ENTRIES SUPPLIED:
>>>

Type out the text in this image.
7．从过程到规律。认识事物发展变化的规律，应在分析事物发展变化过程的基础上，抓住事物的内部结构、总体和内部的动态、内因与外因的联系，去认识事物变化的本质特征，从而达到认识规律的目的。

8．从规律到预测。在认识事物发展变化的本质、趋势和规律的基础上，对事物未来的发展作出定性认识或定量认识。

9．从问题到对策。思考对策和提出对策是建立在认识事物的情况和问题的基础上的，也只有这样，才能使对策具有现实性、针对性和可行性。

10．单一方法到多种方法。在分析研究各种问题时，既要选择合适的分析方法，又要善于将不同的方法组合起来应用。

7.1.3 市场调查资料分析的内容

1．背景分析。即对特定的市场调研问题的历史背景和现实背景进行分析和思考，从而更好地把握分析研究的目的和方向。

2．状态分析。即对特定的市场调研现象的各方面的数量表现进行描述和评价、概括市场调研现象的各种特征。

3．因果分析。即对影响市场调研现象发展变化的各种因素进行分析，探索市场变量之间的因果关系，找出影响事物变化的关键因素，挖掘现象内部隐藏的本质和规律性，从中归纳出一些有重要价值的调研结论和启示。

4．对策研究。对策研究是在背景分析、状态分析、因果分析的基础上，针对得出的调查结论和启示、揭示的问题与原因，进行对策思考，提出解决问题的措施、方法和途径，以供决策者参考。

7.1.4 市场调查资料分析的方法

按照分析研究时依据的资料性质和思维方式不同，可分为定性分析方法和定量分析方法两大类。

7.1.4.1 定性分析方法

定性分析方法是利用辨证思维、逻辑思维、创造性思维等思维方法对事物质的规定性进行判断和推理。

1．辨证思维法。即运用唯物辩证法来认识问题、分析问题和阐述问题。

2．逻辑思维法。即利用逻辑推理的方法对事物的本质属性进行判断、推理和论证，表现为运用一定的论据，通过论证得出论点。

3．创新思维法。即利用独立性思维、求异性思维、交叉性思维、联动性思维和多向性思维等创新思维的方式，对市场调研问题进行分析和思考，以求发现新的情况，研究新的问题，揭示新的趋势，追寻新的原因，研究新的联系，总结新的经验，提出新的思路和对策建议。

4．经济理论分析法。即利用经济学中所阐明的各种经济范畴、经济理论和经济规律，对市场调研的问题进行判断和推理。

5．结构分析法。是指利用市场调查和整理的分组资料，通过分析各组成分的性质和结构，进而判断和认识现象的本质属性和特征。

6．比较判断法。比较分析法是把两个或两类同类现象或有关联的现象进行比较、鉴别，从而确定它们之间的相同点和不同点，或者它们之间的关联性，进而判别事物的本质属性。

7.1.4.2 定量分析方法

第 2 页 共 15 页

<<<

GOAL: Return each entry from above without altering a single character.

SOLUTION:
Type out the text in this image.
7．从过程到规律。认识事物发展变化的规律，应在分析事物发展变化过程的基础上，抓住事物的内部结构、总体和内部的动态、内因与外因的联系，去认识事物变化的本质特征，从而达到认识规律的目的。

8．从规律到预测。在认识事物发展变化的本质、趋势和规律的基础上，对事物未来的发展作出定性认识或定量认识。

9．从问题到对策。思考对策和提出对策是建立在认识事物的情况和问题的基础上的，也只有这样，才能使对策具有现实性、针对性和可行性。

10．单一方法到多种方法。在分析研究各种问题时，既要选择合适的分析方法，又要善于将不同的方法组合起来应用。

7.1.3 市场调查资料分析的内容

1．背景分析。即对特定的市场调研问题的历史背景和现实背景进行分析和思考，从而更好地把握分析研究的目的和方向。

2．状态分析。即对特定的市场调研现象的各方面的数量表现进行描述和评价、概括市场调研现象的各种特征。

3．因果分析。即对影响市场调研现象发展变化的各种因素进行分析，探索市场变量之间的因果关系，找出影响事物变化的关键因素，挖掘现象内部隐藏的本质和规律性，从中归纳出一些有重要价值的调研结论和启示。

4．对策研究。对策研究是在背景分析、状态分析、因果分析的基础上，针对得出的调查结论和启示、揭示的问题与原因，进行对策思考，提出解决问题的措施、方法和途径，以供决策者参考。

7.1.4 市场调查资料分析的方法

按照分析研究时依据的资料性质和思维方式不同，可分为定性分析方法和定量分析方法两大类。

7.1.4.1 定性分析方法

定性分析方法是利用辨证思维、逻辑思维、创造性思维等思维方法对事物质的规定性进行判断和推理。

1．辨证思维法。即运用唯物辩证法来认识问题、分析问题和阐述问题。

2．逻辑思维法。即利用逻辑推理的方法对事物的本质属性进行判断、推理和论证，表现为运用一定的论据，通过论证得出论点。

3．创新思维法。即利用独立性思维、求异性思维、交叉性思维、联动性思维和多向性思维等创新思维的方式，对市场调研问题进行分析和思考，以求发现新的情况，研究新的问题，揭示新的趋势，追寻新的原因，研究新的联系，总结新的经验，提出新的思路和对策建议。

4．经济理论分析法。即利用经济学中所阐明的各种经济范畴、经济理论和经济规律，对市场调研的问题进行判断和推理。

5．结构分析法。是指利用市场调查和整理的分组资料，通过分析各组成分的性质和结构，进而判断和认识现象的本质属性和特征。

6．比较判断法。比较分析法是把两个或两类同类现象或有关联的现象进行比较、鉴别，从而确定它们之间的相同点和不同点，或者它们之间的关联性，进而判别事物的本质属性。

7.1.4.2 定量分析方法

第 2 页 共 15 页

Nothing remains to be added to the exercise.